Written request
Single out each line with the word "corruption" and copy it.

Data
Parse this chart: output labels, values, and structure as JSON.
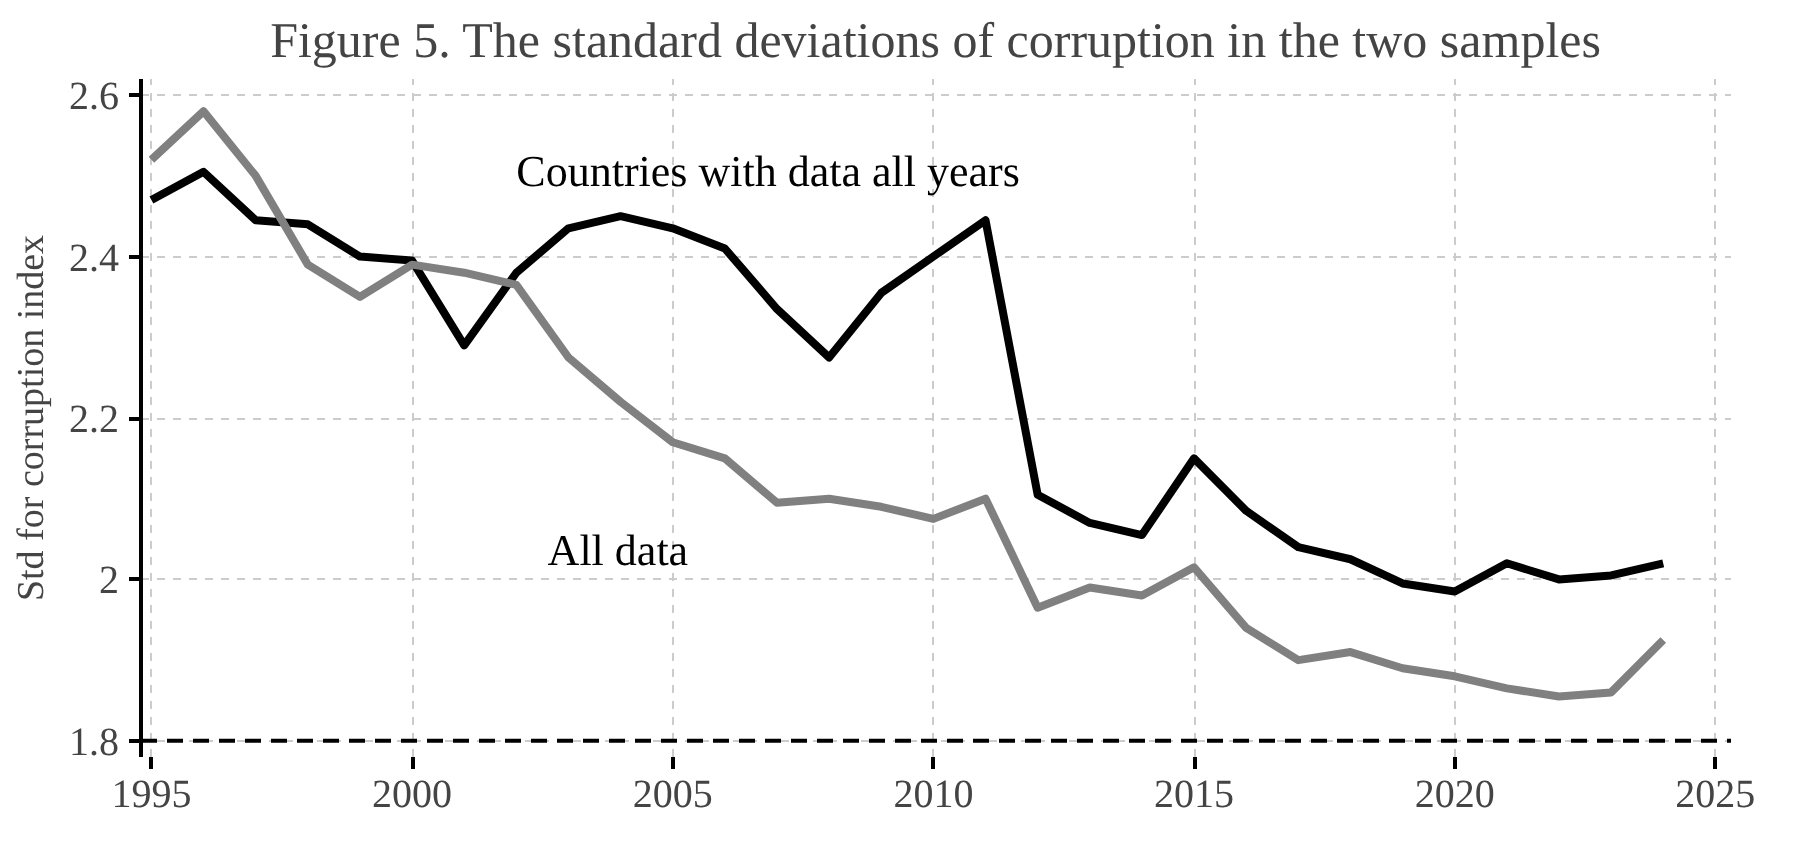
{
  "chart_data": {
    "type": "line",
    "title": "Figure 5. The standard deviations of corruption in the two samples",
    "ylabel": "Std for corruption index",
    "x": [
      1995,
      1996,
      1997,
      1998,
      1999,
      2000,
      2001,
      2002,
      2003,
      2004,
      2005,
      2006,
      2007,
      2008,
      2009,
      2010,
      2011,
      2012,
      2013,
      2014,
      2015,
      2016,
      2017,
      2018,
      2019,
      2020,
      2021,
      2022,
      2023,
      2024
    ],
    "series": [
      {
        "name": "Countries with data all years",
        "color": "#000000",
        "values": [
          2.47,
          2.505,
          2.445,
          2.44,
          2.4,
          2.395,
          2.29,
          2.38,
          2.435,
          2.45,
          2.435,
          2.41,
          2.335,
          2.275,
          2.355,
          2.4,
          2.445,
          2.105,
          2.07,
          2.055,
          2.15,
          2.085,
          2.04,
          2.025,
          1.995,
          1.985,
          2.02,
          2.0,
          2.005,
          2.02
        ]
      },
      {
        "name": "All data",
        "color": "#808080",
        "values": [
          2.52,
          2.58,
          2.5,
          2.39,
          2.35,
          2.39,
          2.38,
          2.365,
          2.275,
          2.22,
          2.17,
          2.15,
          2.095,
          2.1,
          2.09,
          2.075,
          2.1,
          1.965,
          1.99,
          1.98,
          2.015,
          1.94,
          1.9,
          1.91,
          1.89,
          1.88,
          1.865,
          1.855,
          1.86,
          1.925
        ]
      }
    ],
    "xlim": [
      1994.8,
      2025.3
    ],
    "ylim": [
      1.78,
      2.62
    ],
    "xticks": [
      1995,
      2000,
      2005,
      2010,
      2015,
      2020,
      2025
    ],
    "yticks": [
      {
        "value": 1.8,
        "label": "1.8"
      },
      {
        "value": 2.0,
        "label": "2"
      },
      {
        "value": 2.2,
        "label": "2.2"
      },
      {
        "value": 2.4,
        "label": "2.4"
      },
      {
        "value": 2.6,
        "label": "2.6"
      }
    ],
    "ref_lines": [
      {
        "axis": "y",
        "value": 1.8,
        "label": null,
        "color": "#000000",
        "line_style": "dashed"
      }
    ],
    "grid": true,
    "legend": false,
    "marker": "none",
    "line_style": "solid"
  }
}
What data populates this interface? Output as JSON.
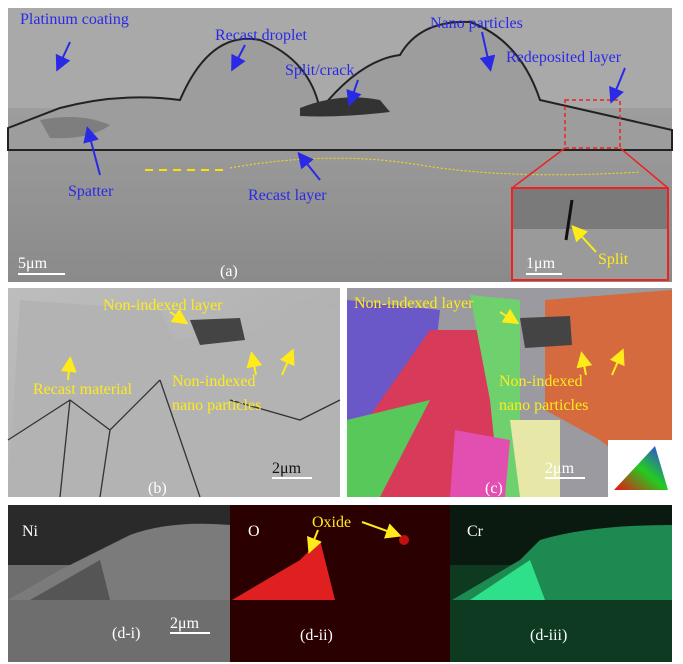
{
  "panel_a": {
    "label": "(a)",
    "scale_bar": "5μm",
    "annotations": [
      "Platinum coating",
      "Recast droplet",
      "Nano particles",
      "Redeposited layer",
      "Split/crack",
      "Spatter",
      "Recast layer"
    ],
    "inset": {
      "scale_bar": "1μm",
      "annotation": "Split"
    }
  },
  "panel_b": {
    "label": "(b)",
    "scale_bar": "2μm",
    "annotations": [
      "Non-indexed layer",
      "Recast material"
    ],
    "nano_label": [
      "Non-indexed",
      "nano particles"
    ]
  },
  "panel_c": {
    "label": "(c)",
    "scale_bar": "2μm",
    "annotations": [
      "Non-indexed layer"
    ],
    "nano_label": [
      "Non-indexed",
      "nano particles"
    ]
  },
  "panel_d": [
    {
      "element": "Ni",
      "label": "(d-i)",
      "scale_bar": "2μm"
    },
    {
      "element": "O",
      "label": "(d-ii)",
      "annotation": "Oxide"
    },
    {
      "element": "Cr",
      "label": "(d-iii)"
    }
  ]
}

Full answer
    "title": "Figure 5. The standard deviations of corruption in the two samples",
    "ylabel": "Std for corruption index",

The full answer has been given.